____ Given records
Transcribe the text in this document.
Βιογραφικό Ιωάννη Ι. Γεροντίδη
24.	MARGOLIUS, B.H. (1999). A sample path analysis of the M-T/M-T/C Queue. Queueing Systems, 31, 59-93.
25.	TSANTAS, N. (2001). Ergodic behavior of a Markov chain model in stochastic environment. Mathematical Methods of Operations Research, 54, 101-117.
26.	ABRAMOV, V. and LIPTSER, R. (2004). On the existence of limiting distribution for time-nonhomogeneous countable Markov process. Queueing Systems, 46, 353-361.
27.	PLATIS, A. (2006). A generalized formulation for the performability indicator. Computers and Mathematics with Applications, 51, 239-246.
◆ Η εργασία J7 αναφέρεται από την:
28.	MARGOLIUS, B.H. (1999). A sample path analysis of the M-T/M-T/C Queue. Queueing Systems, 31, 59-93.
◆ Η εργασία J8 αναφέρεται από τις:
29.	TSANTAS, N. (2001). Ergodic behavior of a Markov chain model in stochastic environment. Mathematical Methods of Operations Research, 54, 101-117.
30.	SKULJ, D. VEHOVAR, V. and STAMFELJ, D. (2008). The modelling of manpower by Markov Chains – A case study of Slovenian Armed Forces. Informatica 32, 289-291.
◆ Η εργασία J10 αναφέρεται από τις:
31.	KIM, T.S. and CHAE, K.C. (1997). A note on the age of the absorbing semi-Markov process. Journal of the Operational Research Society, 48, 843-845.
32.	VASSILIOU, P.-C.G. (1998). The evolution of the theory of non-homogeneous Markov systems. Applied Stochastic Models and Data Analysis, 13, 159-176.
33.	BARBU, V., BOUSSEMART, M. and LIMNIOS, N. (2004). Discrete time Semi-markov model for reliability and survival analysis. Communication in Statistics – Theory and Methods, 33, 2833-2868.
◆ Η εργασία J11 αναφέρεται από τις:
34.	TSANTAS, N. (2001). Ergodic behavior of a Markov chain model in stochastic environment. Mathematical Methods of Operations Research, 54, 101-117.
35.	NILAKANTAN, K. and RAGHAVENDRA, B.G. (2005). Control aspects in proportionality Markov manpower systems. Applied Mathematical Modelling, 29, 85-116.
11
________
* [Given exercise]: Type out the material again exactly as presented.

* [Solution]:
Transcribe the text in this document.
Βιογραφικό Ιωάννη Ι. Γεροντίδη
24.	MARGOLIUS, B.H. (1999). A sample path analysis of the M-T/M-T/C Queue. Queueing Systems, 31, 59-93.
25.	TSANTAS, N. (2001). Ergodic behavior of a Markov chain model in stochastic environment. Mathematical Methods of Operations Research, 54, 101-117.
26.	ABRAMOV, V. and LIPTSER, R. (2004). On the existence of limiting distribution for time-nonhomogeneous countable Markov process. Queueing Systems, 46, 353-361.
27.	PLATIS, A. (2006). A generalized formulation for the performability indicator. Computers and Mathematics with Applications, 51, 239-246.
◆ Η εργασία J7 αναφέρεται από την:
28.	MARGOLIUS, B.H. (1999). A sample path analysis of the M-T/M-T/C Queue. Queueing Systems, 31, 59-93.
◆ Η εργασία J8 αναφέρεται από τις:
29.	TSANTAS, N. (2001). Ergodic behavior of a Markov chain model in stochastic environment. Mathematical Methods of Operations Research, 54, 101-117.
30.	SKULJ, D. VEHOVAR, V. and STAMFELJ, D. (2008). The modelling of manpower by Markov Chains – A case study of Slovenian Armed Forces. Informatica 32, 289-291.
◆ Η εργασία J10 αναφέρεται από τις:
31.	KIM, T.S. and CHAE, K.C. (1997). A note on the age of the absorbing semi-Markov process. Journal of the Operational Research Society, 48, 843-845.
32.	VASSILIOU, P.-C.G. (1998). The evolution of the theory of non-homogeneous Markov systems. Applied Stochastic Models and Data Analysis, 13, 159-176.
33.	BARBU, V., BOUSSEMART, M. and LIMNIOS, N. (2004). Discrete time Semi-markov model for reliability and survival analysis. Communication in Statistics – Theory and Methods, 33, 2833-2868.
◆ Η εργασία J11 αναφέρεται από τις:
34.	TSANTAS, N. (2001). Ergodic behavior of a Markov chain model in stochastic environment. Mathematical Methods of Operations Research, 54, 101-117.
35.	NILAKANTAN, K. and RAGHAVENDRA, B.G. (2005). Control aspects in proportionality Markov manpower systems. Applied Mathematical Modelling, 29, 85-116.
11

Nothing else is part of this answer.